# What is required
Retype the listing that follows, exactly as written.

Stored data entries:
■ ■ ■

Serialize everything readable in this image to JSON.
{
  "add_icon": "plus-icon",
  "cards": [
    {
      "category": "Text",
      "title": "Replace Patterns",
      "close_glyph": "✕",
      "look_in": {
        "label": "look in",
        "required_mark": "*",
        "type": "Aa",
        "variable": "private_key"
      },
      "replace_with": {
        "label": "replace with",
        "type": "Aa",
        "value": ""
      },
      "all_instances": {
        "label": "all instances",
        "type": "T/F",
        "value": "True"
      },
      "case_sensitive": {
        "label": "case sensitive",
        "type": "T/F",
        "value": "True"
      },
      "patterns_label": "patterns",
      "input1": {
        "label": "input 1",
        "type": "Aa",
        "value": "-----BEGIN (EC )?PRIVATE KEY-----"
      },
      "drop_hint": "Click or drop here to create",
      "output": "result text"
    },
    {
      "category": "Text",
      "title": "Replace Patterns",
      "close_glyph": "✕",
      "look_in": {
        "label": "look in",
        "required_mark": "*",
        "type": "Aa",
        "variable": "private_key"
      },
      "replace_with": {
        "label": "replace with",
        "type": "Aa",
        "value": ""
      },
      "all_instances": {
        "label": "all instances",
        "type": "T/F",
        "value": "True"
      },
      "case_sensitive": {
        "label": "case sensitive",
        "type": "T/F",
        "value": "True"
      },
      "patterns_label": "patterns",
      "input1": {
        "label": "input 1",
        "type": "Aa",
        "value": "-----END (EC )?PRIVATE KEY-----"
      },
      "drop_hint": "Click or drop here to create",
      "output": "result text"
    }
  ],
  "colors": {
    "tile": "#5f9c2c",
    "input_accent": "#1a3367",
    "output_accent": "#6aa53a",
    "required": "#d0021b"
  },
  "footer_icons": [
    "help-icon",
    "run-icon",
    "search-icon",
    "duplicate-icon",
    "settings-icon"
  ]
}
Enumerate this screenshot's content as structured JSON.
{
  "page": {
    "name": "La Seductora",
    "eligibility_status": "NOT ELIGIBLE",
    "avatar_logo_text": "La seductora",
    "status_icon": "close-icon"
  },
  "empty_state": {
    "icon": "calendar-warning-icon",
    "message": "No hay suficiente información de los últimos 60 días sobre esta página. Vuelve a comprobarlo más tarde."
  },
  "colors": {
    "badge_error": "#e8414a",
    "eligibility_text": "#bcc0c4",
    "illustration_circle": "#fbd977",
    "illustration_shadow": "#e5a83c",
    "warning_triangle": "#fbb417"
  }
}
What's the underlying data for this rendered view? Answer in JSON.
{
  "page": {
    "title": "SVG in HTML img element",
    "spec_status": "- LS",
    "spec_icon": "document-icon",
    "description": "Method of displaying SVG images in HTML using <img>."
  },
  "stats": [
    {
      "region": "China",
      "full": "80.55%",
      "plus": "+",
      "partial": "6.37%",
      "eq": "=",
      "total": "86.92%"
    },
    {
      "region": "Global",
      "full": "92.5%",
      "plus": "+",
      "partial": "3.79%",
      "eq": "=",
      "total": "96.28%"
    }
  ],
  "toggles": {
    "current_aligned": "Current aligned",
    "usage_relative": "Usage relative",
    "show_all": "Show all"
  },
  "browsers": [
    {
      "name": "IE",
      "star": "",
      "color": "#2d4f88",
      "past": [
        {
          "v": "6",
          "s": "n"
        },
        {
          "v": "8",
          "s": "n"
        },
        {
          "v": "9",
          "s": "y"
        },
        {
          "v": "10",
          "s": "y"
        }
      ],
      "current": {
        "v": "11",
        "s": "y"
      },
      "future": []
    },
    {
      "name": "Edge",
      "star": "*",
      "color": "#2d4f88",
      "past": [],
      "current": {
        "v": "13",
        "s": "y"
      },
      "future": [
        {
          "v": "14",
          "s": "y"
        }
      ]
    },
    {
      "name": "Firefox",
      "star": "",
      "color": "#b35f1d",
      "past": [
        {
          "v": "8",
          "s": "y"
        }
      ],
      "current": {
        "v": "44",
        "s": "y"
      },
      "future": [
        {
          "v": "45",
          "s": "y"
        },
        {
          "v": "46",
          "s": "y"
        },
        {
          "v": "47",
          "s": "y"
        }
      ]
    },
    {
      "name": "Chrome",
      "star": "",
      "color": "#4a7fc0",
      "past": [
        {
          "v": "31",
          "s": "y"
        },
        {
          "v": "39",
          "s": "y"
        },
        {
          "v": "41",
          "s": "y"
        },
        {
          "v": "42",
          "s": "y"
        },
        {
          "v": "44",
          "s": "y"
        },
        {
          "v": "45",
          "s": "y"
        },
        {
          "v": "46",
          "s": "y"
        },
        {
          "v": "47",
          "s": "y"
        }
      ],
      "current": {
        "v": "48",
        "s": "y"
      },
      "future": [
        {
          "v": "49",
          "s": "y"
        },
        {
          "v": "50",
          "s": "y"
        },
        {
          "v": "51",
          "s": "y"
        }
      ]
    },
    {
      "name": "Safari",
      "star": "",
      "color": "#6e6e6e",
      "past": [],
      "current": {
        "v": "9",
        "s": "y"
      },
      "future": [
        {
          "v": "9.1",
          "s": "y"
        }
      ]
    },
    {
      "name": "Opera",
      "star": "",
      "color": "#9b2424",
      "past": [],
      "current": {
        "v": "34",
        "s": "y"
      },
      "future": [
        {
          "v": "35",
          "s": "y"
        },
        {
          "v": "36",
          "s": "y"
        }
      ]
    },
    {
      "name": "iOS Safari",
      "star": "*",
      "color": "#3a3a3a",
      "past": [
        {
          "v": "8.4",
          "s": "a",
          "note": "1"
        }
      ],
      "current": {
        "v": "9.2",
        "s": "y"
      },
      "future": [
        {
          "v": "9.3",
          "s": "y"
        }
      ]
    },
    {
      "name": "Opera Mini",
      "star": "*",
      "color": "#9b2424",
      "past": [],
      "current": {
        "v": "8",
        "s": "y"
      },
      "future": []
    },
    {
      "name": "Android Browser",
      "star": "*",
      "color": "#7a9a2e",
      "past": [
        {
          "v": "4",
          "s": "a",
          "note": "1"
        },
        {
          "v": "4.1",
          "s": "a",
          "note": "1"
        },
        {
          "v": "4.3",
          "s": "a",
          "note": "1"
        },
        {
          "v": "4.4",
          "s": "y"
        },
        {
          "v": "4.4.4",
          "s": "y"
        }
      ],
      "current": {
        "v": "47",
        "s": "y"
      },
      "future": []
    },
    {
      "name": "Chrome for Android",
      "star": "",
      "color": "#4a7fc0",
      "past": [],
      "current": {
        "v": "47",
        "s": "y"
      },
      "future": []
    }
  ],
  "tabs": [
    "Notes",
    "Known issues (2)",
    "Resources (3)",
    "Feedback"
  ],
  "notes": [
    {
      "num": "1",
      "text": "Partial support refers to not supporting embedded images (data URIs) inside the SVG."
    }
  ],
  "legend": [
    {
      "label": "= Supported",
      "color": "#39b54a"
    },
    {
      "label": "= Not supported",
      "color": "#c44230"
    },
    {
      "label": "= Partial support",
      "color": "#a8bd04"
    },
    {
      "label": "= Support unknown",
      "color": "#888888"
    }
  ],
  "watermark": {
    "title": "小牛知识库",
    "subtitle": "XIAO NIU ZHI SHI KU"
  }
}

■ ■ ■

# Task response
Serialize everything readable in this image to JSON.
{
  "add_icon": "plus-icon",
  "cards": [
    {
      "category": "Text",
      "title": "Replace Patterns",
      "close_glyph": "✕",
      "look_in": {
        "label": "look in",
        "required_mark": "*",
        "type": "Aa",
        "variable": "private_key"
      },
      "replace_with": {
        "label": "replace with",
        "type": "Aa",
        "value": ""
      },
      "all_instances": {
        "label": "all instances",
        "type": "T/F",
        "value": "True"
      },
      "case_sensitive": {
        "label": "case sensitive",
        "type": "T/F",
        "value": "True"
      },
      "patterns_label": "patterns",
      "input1": {
        "label": "input 1",
        "type": "Aa",
        "value": "-----BEGIN (EC )?PRIVATE KEY-----"
      },
      "drop_hint": "Click or drop here to create",
      "output": "result text"
    },
    {
      "category": "Text",
      "title": "Replace Patterns",
      "close_glyph": "✕",
      "look_in": {
        "label": "look in",
        "required_mark": "*",
        "type": "Aa",
        "variable": "private_key"
      },
      "replace_with": {
        "label": "replace with",
        "type": "Aa",
        "value": ""
      },
      "all_instances": {
        "label": "all instances",
        "type": "T/F",
        "value": "True"
      },
      "case_sensitive": {
        "label": "case sensitive",
        "type": "T/F",
        "value": "True"
      },
      "patterns_label": "patterns",
      "input1": {
        "label": "input 1",
        "type": "Aa",
        "value": "-----END (EC )?PRIVATE KEY-----"
      },
      "drop_hint": "Click or drop here to create",
      "output": "result text"
    }
  ],
  "colors": {
    "tile": "#5f9c2c",
    "input_accent": "#1a3367",
    "output_accent": "#6aa53a",
    "required": "#d0021b"
  },
  "footer_icons": [
    "help-icon",
    "run-icon",
    "search-icon",
    "duplicate-icon",
    "settings-icon"
  ]
}
Enumerate this screenshot's content as structured JSON.
{
  "page": {
    "name": "La Seductora",
    "eligibility_status": "NOT ELIGIBLE",
    "avatar_logo_text": "La seductora",
    "status_icon": "close-icon"
  },
  "empty_state": {
    "icon": "calendar-warning-icon",
    "message": "No hay suficiente información de los últimos 60 días sobre esta página. Vuelve a comprobarlo más tarde."
  },
  "colors": {
    "badge_error": "#e8414a",
    "eligibility_text": "#bcc0c4",
    "illustration_circle": "#fbd977",
    "illustration_shadow": "#e5a83c",
    "warning_triangle": "#fbb417"
  }
}
What's the underlying data for this rendered view? Answer in JSON.
{
  "page": {
    "title": "SVG in HTML img element",
    "spec_status": "- LS",
    "spec_icon": "document-icon",
    "description": "Method of displaying SVG images in HTML using <img>."
  },
  "stats": [
    {
      "region": "China",
      "full": "80.55%",
      "plus": "+",
      "partial": "6.37%",
      "eq": "=",
      "total": "86.92%"
    },
    {
      "region": "Global",
      "full": "92.5%",
      "plus": "+",
      "partial": "3.79%",
      "eq": "=",
      "total": "96.28%"
    }
  ],
  "toggles": {
    "current_aligned": "Current aligned",
    "usage_relative": "Usage relative",
    "show_all": "Show all"
  },
  "browsers": [
    {
      "name": "IE",
      "star": "",
      "color": "#2d4f88",
      "past": [
        {
          "v": "6",
          "s": "n"
        },
        {
          "v": "8",
          "s": "n"
        },
        {
          "v": "9",
          "s": "y"
        },
        {
          "v": "10",
          "s": "y"
        }
      ],
      "current": {
        "v": "11",
        "s": "y"
      },
      "future": []
    },
    {
      "name": "Edge",
      "star": "*",
      "color": "#2d4f88",
      "past": [],
      "current": {
        "v": "13",
        "s": "y"
      },
      "future": [
        {
          "v": "14",
          "s": "y"
        }
      ]
    },
    {
      "name": "Firefox",
      "star": "",
      "color": "#b35f1d",
      "past": [
        {
          "v": "8",
          "s": "y"
        }
      ],
      "current": {
        "v": "44",
        "s": "y"
      },
      "future": [
        {
          "v": "45",
          "s": "y"
        },
        {
          "v": "46",
          "s": "y"
        },
        {
          "v": "47",
          "s": "y"
        }
      ]
    },
    {
      "name": "Chrome",
      "star": "",
      "color": "#4a7fc0",
      "past": [
        {
          "v": "31",
          "s": "y"
        },
        {
          "v": "39",
          "s": "y"
        },
        {
          "v": "41",
          "s": "y"
        },
        {
          "v": "42",
          "s": "y"
        },
        {
          "v": "44",
          "s": "y"
        },
        {
          "v": "45",
          "s": "y"
        },
        {
          "v": "46",
          "s": "y"
        },
        {
          "v": "47",
          "s": "y"
        }
      ],
      "current": {
        "v": "48",
        "s": "y"
      },
      "future": [
        {
          "v": "49",
          "s": "y"
        },
        {
          "v": "50",
          "s": "y"
        },
        {
          "v": "51",
          "s": "y"
        }
      ]
    },
    {
      "name": "Safari",
      "star": "",
      "color": "#6e6e6e",
      "past": [],
      "current": {
        "v": "9",
        "s": "y"
      },
      "future": [
        {
          "v": "9.1",
          "s": "y"
        }
      ]
    },
    {
      "name": "Opera",
      "star": "",
      "color": "#9b2424",
      "past": [],
      "current": {
        "v": "34",
        "s": "y"
      },
      "future": [
        {
          "v": "35",
          "s": "y"
        },
        {
          "v": "36",
          "s": "y"
        }
      ]
    },
    {
      "name": "iOS Safari",
      "star": "*",
      "color": "#3a3a3a",
      "past": [
        {
          "v": "8.4",
          "s": "a",
          "note": "1"
        }
      ],
      "current": {
        "v": "9.2",
        "s": "y"
      },
      "future": [
        {
          "v": "9.3",
          "s": "y"
        }
      ]
    },
    {
      "name": "Opera Mini",
      "star": "*",
      "color": "#9b2424",
      "past": [],
      "current": {
        "v": "8",
        "s": "y"
      },
      "future": []
    },
    {
      "name": "Android Browser",
      "star": "*",
      "color": "#7a9a2e",
      "past": [
        {
          "v": "4",
          "s": "a",
          "note": "1"
        },
        {
          "v": "4.1",
          "s": "a",
          "note": "1"
        },
        {
          "v": "4.3",
          "s": "a",
          "note": "1"
        },
        {
          "v": "4.4",
          "s": "y"
        },
        {
          "v": "4.4.4",
          "s": "y"
        }
      ],
      "current": {
        "v": "47",
        "s": "y"
      },
      "future": []
    },
    {
      "name": "Chrome for Android",
      "star": "",
      "color": "#4a7fc0",
      "past": [],
      "current": {
        "v": "47",
        "s": "y"
      },
      "future": []
    }
  ],
  "tabs": [
    "Notes",
    "Known issues (2)",
    "Resources (3)",
    "Feedback"
  ],
  "notes": [
    {
      "num": "1",
      "text": "Partial support refers to not supporting embedded images (data URIs) inside the SVG."
    }
  ],
  "legend": [
    {
      "label": "= Supported",
      "color": "#39b54a"
    },
    {
      "label": "= Not supported",
      "color": "#c44230"
    },
    {
      "label": "= Partial support",
      "color": "#a8bd04"
    },
    {
      "label": "= Support unknown",
      "color": "#888888"
    }
  ],
  "watermark": {
    "title": "小牛知识库",
    "subtitle": "XIAO NIU ZHI SHI KU"
  }
}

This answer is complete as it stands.